_Task prompt_
Your task is to repeat the listing exactly.

_Entries supplied_
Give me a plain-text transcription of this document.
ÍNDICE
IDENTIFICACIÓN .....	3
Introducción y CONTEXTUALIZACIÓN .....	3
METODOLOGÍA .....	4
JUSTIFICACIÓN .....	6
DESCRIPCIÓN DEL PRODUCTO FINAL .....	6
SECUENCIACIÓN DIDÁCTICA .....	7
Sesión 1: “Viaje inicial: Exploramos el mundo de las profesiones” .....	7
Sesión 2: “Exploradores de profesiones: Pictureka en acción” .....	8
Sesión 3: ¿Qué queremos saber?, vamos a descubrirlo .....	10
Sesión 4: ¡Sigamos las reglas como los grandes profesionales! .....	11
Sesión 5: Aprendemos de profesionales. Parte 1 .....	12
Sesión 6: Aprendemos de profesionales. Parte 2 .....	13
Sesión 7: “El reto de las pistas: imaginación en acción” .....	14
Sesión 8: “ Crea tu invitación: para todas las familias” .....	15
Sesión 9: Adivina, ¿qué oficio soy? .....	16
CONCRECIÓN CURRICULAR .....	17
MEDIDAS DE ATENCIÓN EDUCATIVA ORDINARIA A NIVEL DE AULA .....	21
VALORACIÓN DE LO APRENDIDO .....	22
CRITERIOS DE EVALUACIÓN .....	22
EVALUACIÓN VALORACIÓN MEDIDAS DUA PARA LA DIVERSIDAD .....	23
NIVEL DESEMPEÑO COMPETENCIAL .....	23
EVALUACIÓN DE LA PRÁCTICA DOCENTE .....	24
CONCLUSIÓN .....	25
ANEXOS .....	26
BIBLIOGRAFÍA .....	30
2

_Exercise output_
Give me a plain-text transcription of this document.
ÍNDICE
IDENTIFICACIÓN .....	3
Introducción y CONTEXTUALIZACIÓN .....	3
METODOLOGÍA .....	4
JUSTIFICACIÓN .....	6
DESCRIPCIÓN DEL PRODUCTO FINAL .....	6
SECUENCIACIÓN DIDÁCTICA .....	7
Sesión 1: “Viaje inicial: Exploramos el mundo de las profesiones” .....	7
Sesión 2: “Exploradores de profesiones: Pictureka en acción” .....	8
Sesión 3: ¿Qué queremos saber?, vamos a descubrirlo .....	10
Sesión 4: ¡Sigamos las reglas como los grandes profesionales! .....	11
Sesión 5: Aprendemos de profesionales. Parte 1 .....	12
Sesión 6: Aprendemos de profesionales. Parte 2 .....	13
Sesión 7: “El reto de las pistas: imaginación en acción” .....	14
Sesión 8: “ Crea tu invitación: para todas las familias” .....	15
Sesión 9: Adivina, ¿qué oficio soy? .....	16
CONCRECIÓN CURRICULAR .....	17
MEDIDAS DE ATENCIÓN EDUCATIVA ORDINARIA A NIVEL DE AULA .....	21
VALORACIÓN DE LO APRENDIDO .....	22
CRITERIOS DE EVALUACIÓN .....	22
EVALUACIÓN VALORACIÓN MEDIDAS DUA PARA LA DIVERSIDAD .....	23
NIVEL DESEMPEÑO COMPETENCIAL .....	23
EVALUACIÓN DE LA PRÁCTICA DOCENTE .....	24
CONCLUSIÓN .....	25
ANEXOS .....	26
BIBLIOGRAFÍA .....	30
2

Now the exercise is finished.